RECORD EXCERPTS.
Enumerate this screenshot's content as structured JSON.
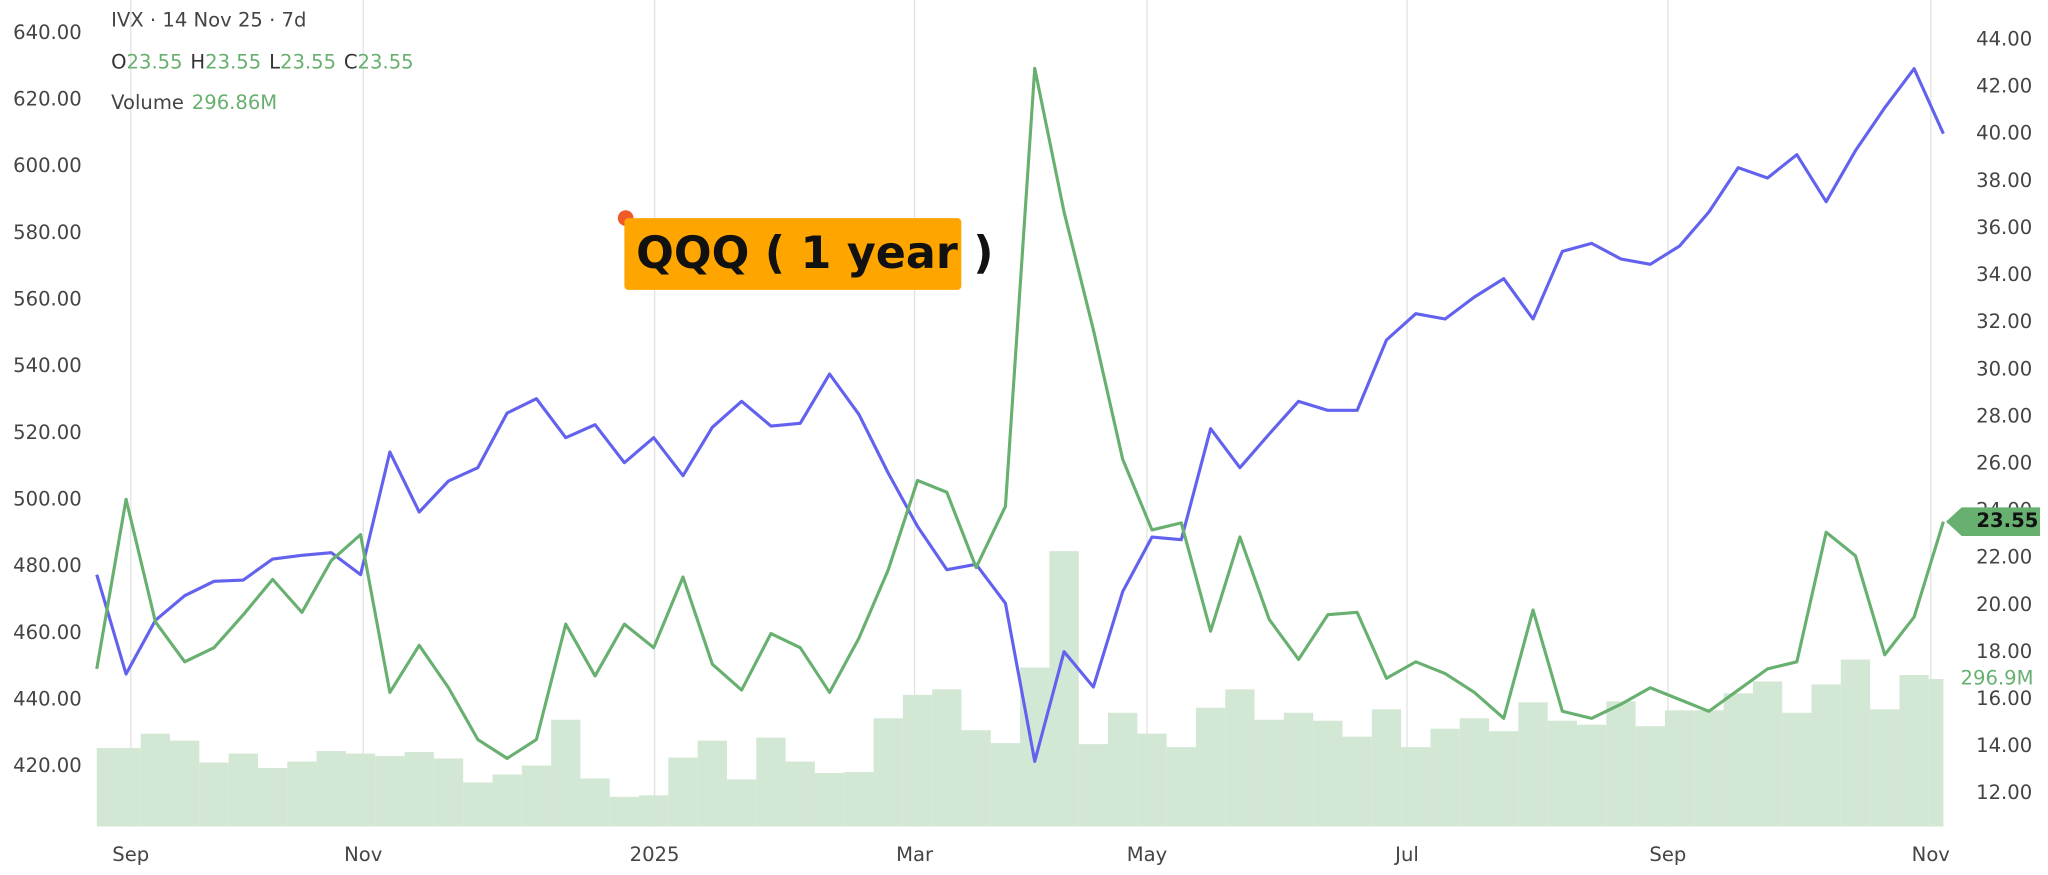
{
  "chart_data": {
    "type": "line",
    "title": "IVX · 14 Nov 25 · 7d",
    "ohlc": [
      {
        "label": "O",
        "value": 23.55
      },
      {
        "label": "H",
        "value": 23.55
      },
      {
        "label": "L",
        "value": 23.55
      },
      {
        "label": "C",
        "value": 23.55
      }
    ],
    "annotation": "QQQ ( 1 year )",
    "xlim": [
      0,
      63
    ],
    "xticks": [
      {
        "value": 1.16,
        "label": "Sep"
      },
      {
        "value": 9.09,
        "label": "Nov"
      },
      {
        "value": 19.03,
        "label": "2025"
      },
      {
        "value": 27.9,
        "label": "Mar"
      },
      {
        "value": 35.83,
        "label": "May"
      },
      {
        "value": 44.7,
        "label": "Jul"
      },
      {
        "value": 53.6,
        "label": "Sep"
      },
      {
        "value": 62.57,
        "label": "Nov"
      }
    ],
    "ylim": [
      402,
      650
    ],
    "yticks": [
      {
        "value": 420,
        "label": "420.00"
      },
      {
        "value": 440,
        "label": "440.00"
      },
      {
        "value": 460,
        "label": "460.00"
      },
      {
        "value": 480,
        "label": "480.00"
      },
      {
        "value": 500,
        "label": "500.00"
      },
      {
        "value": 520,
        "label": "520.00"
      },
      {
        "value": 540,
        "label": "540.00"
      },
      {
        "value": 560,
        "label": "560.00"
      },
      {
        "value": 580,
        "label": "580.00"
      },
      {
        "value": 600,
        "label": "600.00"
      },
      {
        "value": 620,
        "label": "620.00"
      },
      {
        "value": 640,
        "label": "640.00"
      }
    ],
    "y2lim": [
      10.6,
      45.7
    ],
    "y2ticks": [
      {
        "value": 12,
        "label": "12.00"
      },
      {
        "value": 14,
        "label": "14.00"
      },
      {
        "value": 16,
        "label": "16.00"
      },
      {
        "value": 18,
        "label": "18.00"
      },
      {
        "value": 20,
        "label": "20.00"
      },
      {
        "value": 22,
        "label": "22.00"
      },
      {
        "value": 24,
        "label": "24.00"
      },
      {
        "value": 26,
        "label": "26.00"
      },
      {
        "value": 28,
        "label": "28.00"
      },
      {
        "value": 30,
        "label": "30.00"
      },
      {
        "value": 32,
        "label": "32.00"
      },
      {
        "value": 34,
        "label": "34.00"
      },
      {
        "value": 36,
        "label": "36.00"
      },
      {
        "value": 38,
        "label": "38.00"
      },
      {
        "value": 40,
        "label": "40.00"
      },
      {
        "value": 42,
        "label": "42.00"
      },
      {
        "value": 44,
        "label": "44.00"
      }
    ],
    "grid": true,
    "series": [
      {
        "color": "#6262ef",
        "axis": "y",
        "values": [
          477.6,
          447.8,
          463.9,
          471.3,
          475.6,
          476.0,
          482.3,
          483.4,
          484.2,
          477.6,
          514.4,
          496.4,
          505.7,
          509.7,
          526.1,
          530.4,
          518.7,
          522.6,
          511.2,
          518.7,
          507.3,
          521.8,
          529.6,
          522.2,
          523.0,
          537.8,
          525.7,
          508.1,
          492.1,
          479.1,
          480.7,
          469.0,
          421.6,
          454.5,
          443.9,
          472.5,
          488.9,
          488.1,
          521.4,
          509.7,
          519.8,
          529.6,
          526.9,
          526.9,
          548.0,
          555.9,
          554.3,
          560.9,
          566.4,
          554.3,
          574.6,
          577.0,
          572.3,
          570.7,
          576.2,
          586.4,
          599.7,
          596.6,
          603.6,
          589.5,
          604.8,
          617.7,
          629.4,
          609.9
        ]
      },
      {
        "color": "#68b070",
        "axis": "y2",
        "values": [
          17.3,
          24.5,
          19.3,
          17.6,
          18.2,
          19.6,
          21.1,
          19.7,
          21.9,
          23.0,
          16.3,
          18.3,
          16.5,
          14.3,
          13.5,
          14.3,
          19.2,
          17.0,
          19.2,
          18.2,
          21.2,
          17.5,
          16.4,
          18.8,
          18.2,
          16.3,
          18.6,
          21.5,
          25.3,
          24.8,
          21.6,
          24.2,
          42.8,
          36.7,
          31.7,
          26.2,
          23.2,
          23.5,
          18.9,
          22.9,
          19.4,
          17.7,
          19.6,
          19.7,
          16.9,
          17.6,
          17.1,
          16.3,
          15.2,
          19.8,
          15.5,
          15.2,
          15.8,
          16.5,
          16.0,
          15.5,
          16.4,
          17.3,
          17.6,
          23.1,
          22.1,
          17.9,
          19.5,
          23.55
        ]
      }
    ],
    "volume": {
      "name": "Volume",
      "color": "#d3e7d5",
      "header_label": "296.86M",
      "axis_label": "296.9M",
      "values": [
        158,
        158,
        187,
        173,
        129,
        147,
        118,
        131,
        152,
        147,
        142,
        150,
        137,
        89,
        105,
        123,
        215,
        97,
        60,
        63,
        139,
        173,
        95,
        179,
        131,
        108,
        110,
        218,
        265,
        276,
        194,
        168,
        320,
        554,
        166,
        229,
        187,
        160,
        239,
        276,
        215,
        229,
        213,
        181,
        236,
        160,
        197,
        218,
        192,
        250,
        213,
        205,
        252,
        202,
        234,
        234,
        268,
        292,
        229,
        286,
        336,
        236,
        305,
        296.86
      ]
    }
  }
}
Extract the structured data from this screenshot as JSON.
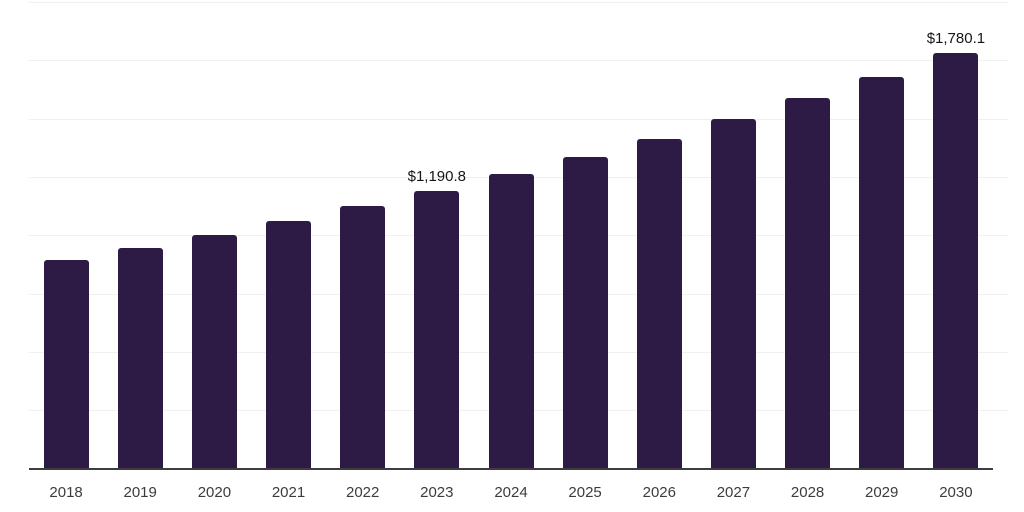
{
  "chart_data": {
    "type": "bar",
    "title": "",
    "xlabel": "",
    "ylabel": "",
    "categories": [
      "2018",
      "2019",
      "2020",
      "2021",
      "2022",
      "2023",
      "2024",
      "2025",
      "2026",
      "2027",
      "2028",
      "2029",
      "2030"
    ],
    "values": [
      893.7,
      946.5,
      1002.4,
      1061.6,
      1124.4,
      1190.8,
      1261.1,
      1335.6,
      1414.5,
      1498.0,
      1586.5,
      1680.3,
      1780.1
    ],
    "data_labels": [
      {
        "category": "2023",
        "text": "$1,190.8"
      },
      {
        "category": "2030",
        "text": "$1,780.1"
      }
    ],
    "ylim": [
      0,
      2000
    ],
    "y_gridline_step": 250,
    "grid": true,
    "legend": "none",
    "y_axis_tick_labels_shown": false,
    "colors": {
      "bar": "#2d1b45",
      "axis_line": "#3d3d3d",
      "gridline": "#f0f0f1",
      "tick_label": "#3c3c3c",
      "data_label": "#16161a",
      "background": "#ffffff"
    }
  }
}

THE PROBLEM.
Go to the line containing "Extract the structured" and set it down, along with every later line through the last one, exactly as written and without the pictures.

COMPLETE ANSWER.
Extract the structured data from this screenshot as JSON.
{
  "chart_data": {
    "type": "bar",
    "title": "",
    "xlabel": "",
    "ylabel": "",
    "categories": [
      "2018",
      "2019",
      "2020",
      "2021",
      "2022",
      "2023",
      "2024",
      "2025",
      "2026",
      "2027",
      "2028",
      "2029",
      "2030"
    ],
    "values": [
      893.7,
      946.5,
      1002.4,
      1061.6,
      1124.4,
      1190.8,
      1261.1,
      1335.6,
      1414.5,
      1498.0,
      1586.5,
      1680.3,
      1780.1
    ],
    "data_labels": [
      {
        "category": "2023",
        "text": "$1,190.8"
      },
      {
        "category": "2030",
        "text": "$1,780.1"
      }
    ],
    "ylim": [
      0,
      2000
    ],
    "y_gridline_step": 250,
    "grid": true,
    "legend": "none",
    "y_axis_tick_labels_shown": false,
    "colors": {
      "bar": "#2d1b45",
      "axis_line": "#3d3d3d",
      "gridline": "#f0f0f1",
      "tick_label": "#3c3c3c",
      "data_label": "#16161a",
      "background": "#ffffff"
    }
  }
}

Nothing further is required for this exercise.